- **STATED EXERCISE**: Find the lines that contain the word "SUPERFICIE" and copy each one.

- **INPUT FOR THIS TASK**:

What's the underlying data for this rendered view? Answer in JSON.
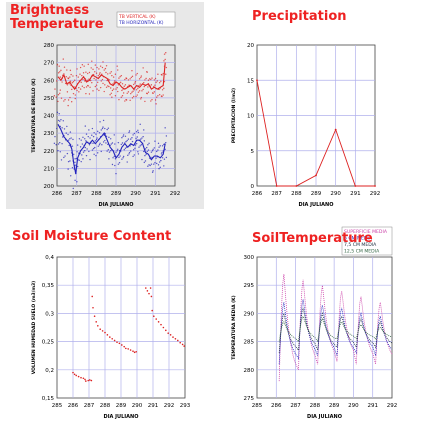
{
  "colors": {
    "title_red": "#ee2222",
    "grid": "#b0b0ec",
    "red_series": "#dd2222",
    "blue_series": "#2222bb",
    "magenta_series": "#cc44aa",
    "dark_series": "#223344",
    "green_series": "#336644",
    "panel_bg": "#e8e8e8"
  },
  "chart_data": [
    {
      "id": "tb",
      "type": "scatter",
      "title_line1": "Brightness",
      "title_line2": "Temperature",
      "xlabel": "DIA JULIANO",
      "ylabel": "TEMPERATURA DE BRILLO (K)",
      "xlim": [
        286,
        292
      ],
      "ylim": [
        200,
        280
      ],
      "xticks": [
        "286",
        "287",
        "288",
        "289",
        "290",
        "291",
        "292"
      ],
      "yticks": [
        "200",
        "210",
        "220",
        "230",
        "240",
        "250",
        "260",
        "270",
        "280"
      ],
      "legend": [
        "TB VERTICAL (K)",
        "TB HORIZONTAL (K)"
      ],
      "series": [
        {
          "name": "TB VERTICAL (K)",
          "points": [
            [
              286.05,
              262
            ],
            [
              286.2,
              260
            ],
            [
              286.35,
              263
            ],
            [
              286.5,
              258
            ],
            [
              286.65,
              259
            ],
            [
              286.75,
              257
            ],
            [
              286.9,
              255
            ],
            [
              287.05,
              258
            ],
            [
              287.2,
              260
            ],
            [
              287.35,
              262
            ],
            [
              287.5,
              259
            ],
            [
              287.65,
              260
            ],
            [
              287.8,
              263
            ],
            [
              287.95,
              262
            ],
            [
              288.1,
              261
            ],
            [
              288.25,
              263
            ],
            [
              288.4,
              262
            ],
            [
              288.55,
              261
            ],
            [
              288.7,
              258
            ],
            [
              288.85,
              257
            ],
            [
              289.0,
              259
            ],
            [
              289.15,
              258
            ],
            [
              289.3,
              256
            ],
            [
              289.45,
              255
            ],
            [
              289.6,
              256
            ],
            [
              289.75,
              257
            ],
            [
              289.9,
              255
            ],
            [
              290.05,
              257
            ],
            [
              290.2,
              256
            ],
            [
              290.35,
              258
            ],
            [
              290.5,
              257
            ],
            [
              290.65,
              258
            ],
            [
              290.8,
              255
            ],
            [
              290.95,
              256
            ],
            [
              291.1,
              255
            ],
            [
              291.25,
              256
            ],
            [
              291.4,
              257
            ],
            [
              291.5,
              270
            ]
          ]
        },
        {
          "name": "TB HORIZONTAL (K)",
          "points": [
            [
              286.05,
              235
            ],
            [
              286.2,
              232
            ],
            [
              286.35,
              228
            ],
            [
              286.5,
              226
            ],
            [
              286.65,
              224
            ],
            [
              286.75,
              221
            ],
            [
              286.85,
              213
            ],
            [
              286.95,
              207
            ],
            [
              287.05,
              216
            ],
            [
              287.2,
              220
            ],
            [
              287.35,
              222
            ],
            [
              287.5,
              225
            ],
            [
              287.65,
              224
            ],
            [
              287.8,
              226
            ],
            [
              287.95,
              224
            ],
            [
              288.1,
              226
            ],
            [
              288.25,
              228
            ],
            [
              288.4,
              230
            ],
            [
              288.55,
              226
            ],
            [
              288.7,
              222
            ],
            [
              288.85,
              220
            ],
            [
              289.0,
              216
            ],
            [
              289.15,
              218
            ],
            [
              289.3,
              222
            ],
            [
              289.45,
              224
            ],
            [
              289.6,
              222
            ],
            [
              289.75,
              224
            ],
            [
              289.9,
              223
            ],
            [
              290.05,
              226
            ],
            [
              290.2,
              226
            ],
            [
              290.35,
              224
            ],
            [
              290.5,
              219
            ],
            [
              290.65,
              218
            ],
            [
              290.8,
              215
            ],
            [
              290.95,
              217
            ],
            [
              291.1,
              217
            ],
            [
              291.25,
              216
            ],
            [
              291.4,
              218
            ],
            [
              291.5,
              224
            ]
          ]
        }
      ]
    },
    {
      "id": "precip",
      "type": "line",
      "title": "Precipitation",
      "xlabel": "DIA JULIANO",
      "ylabel": "PRECIPITACION (l/m2)",
      "xlim": [
        286,
        292
      ],
      "ylim": [
        0,
        20
      ],
      "xticks": [
        "286",
        "287",
        "288",
        "289",
        "290",
        "291",
        "292"
      ],
      "yticks": [
        "0",
        "5",
        "10",
        "15",
        "20"
      ],
      "series": [
        {
          "points": [
            [
              286,
              15
            ],
            [
              287,
              0
            ],
            [
              288,
              0
            ],
            [
              289,
              1.5
            ],
            [
              290,
              8
            ],
            [
              291,
              0
            ],
            [
              292,
              0
            ]
          ]
        }
      ]
    },
    {
      "id": "soil_moisture",
      "type": "scatter",
      "title": "Soil Moisture Content",
      "xlabel": "DIA JULIANO",
      "ylabel": "VOLUMEN HUMEDAD SUELO (m3/m3)",
      "xlim": [
        285,
        293
      ],
      "ylim": [
        0.15,
        0.4
      ],
      "xticks": [
        "285",
        "286",
        "287",
        "288",
        "289",
        "290",
        "291",
        "292",
        "293"
      ],
      "yticks": [
        "0,15",
        "0,2",
        "0,25",
        "0,3",
        "0,35",
        "0,4"
      ],
      "series": [
        {
          "points": [
            [
              286.0,
              0.195
            ],
            [
              286.1,
              0.192
            ],
            [
              286.2,
              0.19
            ],
            [
              286.35,
              0.188
            ],
            [
              286.5,
              0.186
            ],
            [
              286.65,
              0.185
            ],
            [
              286.75,
              0.183
            ],
            [
              286.8,
              0.18
            ],
            [
              286.95,
              0.181
            ],
            [
              287.05,
              0.182
            ],
            [
              287.15,
              0.181
            ],
            [
              287.2,
              0.33
            ],
            [
              287.25,
              0.31
            ],
            [
              287.35,
              0.295
            ],
            [
              287.45,
              0.285
            ],
            [
              287.55,
              0.278
            ],
            [
              287.7,
              0.272
            ],
            [
              287.85,
              0.269
            ],
            [
              288.0,
              0.266
            ],
            [
              288.15,
              0.262
            ],
            [
              288.3,
              0.258
            ],
            [
              288.45,
              0.255
            ],
            [
              288.6,
              0.252
            ],
            [
              288.75,
              0.249
            ],
            [
              288.9,
              0.247
            ],
            [
              289.05,
              0.244
            ],
            [
              289.2,
              0.241
            ],
            [
              289.3,
              0.238
            ],
            [
              289.45,
              0.237
            ],
            [
              289.6,
              0.235
            ],
            [
              289.75,
              0.233
            ],
            [
              289.85,
              0.231
            ],
            [
              289.95,
              0.232
            ],
            [
              290.55,
              0.345
            ],
            [
              290.65,
              0.34
            ],
            [
              290.75,
              0.335
            ],
            [
              290.85,
              0.345
            ],
            [
              290.9,
              0.33
            ],
            [
              290.95,
              0.305
            ],
            [
              291.05,
              0.295
            ],
            [
              291.2,
              0.29
            ],
            [
              291.35,
              0.285
            ],
            [
              291.5,
              0.28
            ],
            [
              291.65,
              0.275
            ],
            [
              291.8,
              0.27
            ],
            [
              291.95,
              0.265
            ],
            [
              292.1,
              0.262
            ],
            [
              292.25,
              0.258
            ],
            [
              292.4,
              0.255
            ],
            [
              292.55,
              0.252
            ],
            [
              292.7,
              0.248
            ],
            [
              292.85,
              0.245
            ],
            [
              292.95,
              0.242
            ]
          ]
        }
      ]
    },
    {
      "id": "soil_temp",
      "type": "line",
      "title": "SoilTemperature",
      "xlabel": "DIA JULIANO",
      "ylabel": "TEMPERATURA MEDIA (K)",
      "xlim": [
        285,
        292
      ],
      "ylim": [
        275,
        300
      ],
      "xticks": [
        "285",
        "286",
        "287",
        "288",
        "289",
        "290",
        "291",
        "292"
      ],
      "yticks": [
        "275",
        "280",
        "285",
        "290",
        "295",
        "300"
      ],
      "legend": [
        "SUPERFICIE MEDIA",
        "5 CM MEDIA",
        "7,5 CM MEDIA",
        "12,5 CM MEDIA"
      ],
      "series": [
        {
          "name": "SUPERFICIE MEDIA",
          "peaks": [
            297,
            296,
            295,
            294,
            293,
            292
          ],
          "troughs": [
            278,
            280,
            281,
            281.5,
            281,
            281
          ]
        },
        {
          "name": "5 CM MEDIA",
          "peaks": [
            292,
            292.5,
            291.5,
            291,
            290,
            289.5
          ],
          "troughs": [
            281,
            282,
            282.5,
            282.5,
            283,
            282.5
          ]
        },
        {
          "name": "7,5 CM MEDIA",
          "peaks": [
            290,
            291,
            290,
            289.5,
            289,
            288.5
          ],
          "troughs": [
            283,
            283.5,
            283.5,
            284,
            284,
            284
          ]
        },
        {
          "name": "12,5 CM MEDIA",
          "peaks": [
            288.5,
            289.5,
            289,
            288.5,
            288,
            287.5
          ],
          "troughs": [
            285,
            285,
            285,
            285.5,
            285.5,
            285.5
          ]
        }
      ]
    }
  ]
}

- **TASK RESULT**:
        "SUPERFICIE MEDIA",
          "name": "SUPERFICIE MEDIA",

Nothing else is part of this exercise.